Saved entries:
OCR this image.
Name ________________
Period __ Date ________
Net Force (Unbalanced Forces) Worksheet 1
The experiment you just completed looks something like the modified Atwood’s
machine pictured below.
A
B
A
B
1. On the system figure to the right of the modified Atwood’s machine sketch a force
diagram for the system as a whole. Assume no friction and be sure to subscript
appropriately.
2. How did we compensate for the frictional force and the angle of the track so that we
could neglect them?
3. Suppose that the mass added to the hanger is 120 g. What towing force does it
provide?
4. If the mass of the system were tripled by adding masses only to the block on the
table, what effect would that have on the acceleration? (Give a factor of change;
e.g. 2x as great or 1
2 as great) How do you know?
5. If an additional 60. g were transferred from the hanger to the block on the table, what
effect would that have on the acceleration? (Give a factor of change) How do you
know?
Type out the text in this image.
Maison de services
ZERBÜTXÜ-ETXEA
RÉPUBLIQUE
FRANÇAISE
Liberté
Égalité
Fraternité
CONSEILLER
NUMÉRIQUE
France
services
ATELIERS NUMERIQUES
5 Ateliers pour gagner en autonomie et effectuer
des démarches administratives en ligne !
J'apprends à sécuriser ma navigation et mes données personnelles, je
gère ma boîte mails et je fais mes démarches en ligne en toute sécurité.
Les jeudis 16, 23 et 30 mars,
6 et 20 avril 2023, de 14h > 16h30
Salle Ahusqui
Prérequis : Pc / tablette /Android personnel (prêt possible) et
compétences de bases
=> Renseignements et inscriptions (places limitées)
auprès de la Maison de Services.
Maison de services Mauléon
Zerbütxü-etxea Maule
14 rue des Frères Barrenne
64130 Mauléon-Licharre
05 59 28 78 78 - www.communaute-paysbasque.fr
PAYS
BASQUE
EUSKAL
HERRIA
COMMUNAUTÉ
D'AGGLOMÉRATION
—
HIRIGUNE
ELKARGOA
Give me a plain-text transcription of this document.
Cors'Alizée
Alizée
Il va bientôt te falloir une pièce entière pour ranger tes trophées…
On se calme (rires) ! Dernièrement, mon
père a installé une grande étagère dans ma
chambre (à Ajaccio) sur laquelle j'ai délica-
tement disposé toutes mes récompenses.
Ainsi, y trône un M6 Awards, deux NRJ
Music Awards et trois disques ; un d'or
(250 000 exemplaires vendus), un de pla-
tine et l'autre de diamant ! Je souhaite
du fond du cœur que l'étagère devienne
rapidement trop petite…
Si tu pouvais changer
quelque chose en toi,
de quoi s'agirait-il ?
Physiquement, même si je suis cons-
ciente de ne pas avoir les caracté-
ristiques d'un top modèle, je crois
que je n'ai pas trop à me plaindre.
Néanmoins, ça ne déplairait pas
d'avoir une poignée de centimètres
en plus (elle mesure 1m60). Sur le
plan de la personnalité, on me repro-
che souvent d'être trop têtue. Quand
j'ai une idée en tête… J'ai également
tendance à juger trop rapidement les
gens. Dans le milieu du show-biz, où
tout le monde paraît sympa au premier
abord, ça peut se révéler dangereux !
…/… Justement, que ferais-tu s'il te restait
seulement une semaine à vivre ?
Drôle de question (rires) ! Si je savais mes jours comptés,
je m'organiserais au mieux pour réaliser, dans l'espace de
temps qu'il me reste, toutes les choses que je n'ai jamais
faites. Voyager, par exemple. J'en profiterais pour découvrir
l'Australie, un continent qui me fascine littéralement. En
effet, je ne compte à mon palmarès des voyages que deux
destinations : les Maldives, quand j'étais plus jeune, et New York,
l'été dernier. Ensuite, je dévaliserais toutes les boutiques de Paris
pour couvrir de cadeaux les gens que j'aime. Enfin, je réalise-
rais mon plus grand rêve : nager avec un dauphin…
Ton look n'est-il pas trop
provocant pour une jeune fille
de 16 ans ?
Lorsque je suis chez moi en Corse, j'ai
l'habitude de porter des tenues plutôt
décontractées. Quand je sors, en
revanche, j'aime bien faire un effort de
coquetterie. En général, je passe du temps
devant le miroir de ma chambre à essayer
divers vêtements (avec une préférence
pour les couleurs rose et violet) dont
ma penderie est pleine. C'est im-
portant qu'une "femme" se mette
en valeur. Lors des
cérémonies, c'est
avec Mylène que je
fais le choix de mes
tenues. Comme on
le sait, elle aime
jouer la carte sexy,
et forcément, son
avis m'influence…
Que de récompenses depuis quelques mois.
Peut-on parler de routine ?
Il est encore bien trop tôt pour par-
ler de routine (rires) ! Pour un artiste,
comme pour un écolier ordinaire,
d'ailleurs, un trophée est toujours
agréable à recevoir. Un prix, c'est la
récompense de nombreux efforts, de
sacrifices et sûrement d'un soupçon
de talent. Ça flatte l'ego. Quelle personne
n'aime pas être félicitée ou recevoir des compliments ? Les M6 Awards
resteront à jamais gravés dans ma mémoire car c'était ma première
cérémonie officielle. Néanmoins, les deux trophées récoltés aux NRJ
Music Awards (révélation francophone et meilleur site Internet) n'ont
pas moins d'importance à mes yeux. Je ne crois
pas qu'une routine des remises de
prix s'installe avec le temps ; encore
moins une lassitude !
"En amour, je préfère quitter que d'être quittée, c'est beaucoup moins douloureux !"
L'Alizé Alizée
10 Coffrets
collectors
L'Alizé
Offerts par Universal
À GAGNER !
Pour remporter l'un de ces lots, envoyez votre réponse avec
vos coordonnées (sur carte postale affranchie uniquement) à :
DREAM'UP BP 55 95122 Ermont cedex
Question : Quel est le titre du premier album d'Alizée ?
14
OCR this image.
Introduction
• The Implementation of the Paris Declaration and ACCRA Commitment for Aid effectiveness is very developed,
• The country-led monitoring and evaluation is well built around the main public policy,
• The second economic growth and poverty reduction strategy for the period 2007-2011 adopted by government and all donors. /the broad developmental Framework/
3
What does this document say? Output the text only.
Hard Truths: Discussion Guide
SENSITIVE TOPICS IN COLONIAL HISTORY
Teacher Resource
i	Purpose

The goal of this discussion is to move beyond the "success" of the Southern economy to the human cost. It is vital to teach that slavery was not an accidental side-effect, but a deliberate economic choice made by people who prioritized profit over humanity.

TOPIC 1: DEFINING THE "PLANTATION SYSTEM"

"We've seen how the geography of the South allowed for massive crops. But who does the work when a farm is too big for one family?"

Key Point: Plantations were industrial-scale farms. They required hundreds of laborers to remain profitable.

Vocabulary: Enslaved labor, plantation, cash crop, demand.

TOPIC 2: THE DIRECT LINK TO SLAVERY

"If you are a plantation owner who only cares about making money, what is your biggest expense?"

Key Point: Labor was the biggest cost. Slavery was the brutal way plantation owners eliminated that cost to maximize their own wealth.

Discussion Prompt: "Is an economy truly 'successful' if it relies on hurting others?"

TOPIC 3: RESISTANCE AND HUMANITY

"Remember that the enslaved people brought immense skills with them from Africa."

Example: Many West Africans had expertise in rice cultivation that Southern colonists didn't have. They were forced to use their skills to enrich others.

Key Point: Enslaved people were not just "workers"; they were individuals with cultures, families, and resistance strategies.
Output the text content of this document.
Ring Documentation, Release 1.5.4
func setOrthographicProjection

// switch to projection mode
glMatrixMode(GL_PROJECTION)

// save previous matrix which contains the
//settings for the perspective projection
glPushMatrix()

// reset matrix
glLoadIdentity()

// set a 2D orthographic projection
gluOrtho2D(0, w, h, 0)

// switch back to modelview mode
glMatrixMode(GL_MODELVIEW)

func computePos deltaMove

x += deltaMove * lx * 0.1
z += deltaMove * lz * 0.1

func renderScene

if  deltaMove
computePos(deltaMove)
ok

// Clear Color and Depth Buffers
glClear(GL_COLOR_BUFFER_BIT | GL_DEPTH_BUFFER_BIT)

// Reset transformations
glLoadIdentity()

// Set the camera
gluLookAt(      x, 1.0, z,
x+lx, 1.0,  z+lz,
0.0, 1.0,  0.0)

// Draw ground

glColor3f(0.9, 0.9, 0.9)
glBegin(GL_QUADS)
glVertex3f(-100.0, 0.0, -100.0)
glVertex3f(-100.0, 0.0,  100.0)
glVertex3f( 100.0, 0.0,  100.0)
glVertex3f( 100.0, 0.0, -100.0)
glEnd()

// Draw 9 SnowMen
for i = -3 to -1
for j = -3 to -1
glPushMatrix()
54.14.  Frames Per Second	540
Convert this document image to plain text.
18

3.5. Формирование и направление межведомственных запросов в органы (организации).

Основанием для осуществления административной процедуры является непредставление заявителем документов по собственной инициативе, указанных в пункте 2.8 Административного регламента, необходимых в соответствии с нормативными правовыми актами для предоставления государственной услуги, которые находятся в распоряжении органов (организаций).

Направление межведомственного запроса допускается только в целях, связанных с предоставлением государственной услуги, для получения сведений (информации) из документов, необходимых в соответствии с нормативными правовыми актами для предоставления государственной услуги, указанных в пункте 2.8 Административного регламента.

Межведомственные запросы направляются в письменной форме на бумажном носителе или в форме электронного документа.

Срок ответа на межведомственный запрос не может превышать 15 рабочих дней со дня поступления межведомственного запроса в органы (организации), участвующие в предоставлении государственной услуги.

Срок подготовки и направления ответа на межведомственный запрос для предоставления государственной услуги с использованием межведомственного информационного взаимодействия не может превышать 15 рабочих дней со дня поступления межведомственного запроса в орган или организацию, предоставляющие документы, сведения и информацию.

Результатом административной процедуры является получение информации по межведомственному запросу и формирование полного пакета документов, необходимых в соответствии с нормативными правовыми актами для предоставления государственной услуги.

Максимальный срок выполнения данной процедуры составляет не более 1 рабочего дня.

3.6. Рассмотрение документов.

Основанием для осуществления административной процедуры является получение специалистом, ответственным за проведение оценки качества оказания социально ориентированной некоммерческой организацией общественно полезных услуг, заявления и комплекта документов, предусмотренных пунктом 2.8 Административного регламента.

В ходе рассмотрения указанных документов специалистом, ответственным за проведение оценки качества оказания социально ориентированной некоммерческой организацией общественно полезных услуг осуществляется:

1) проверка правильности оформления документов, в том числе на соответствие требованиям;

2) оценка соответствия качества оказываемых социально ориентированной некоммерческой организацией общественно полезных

### Problem requirements
Identify each line of the material where the word "would" shows up, and copy it.

### Final result
table, what effect would that have on the acceleration? (Give a factor of change;
effect would that have on the acceleration? (Give a factor of change) How do you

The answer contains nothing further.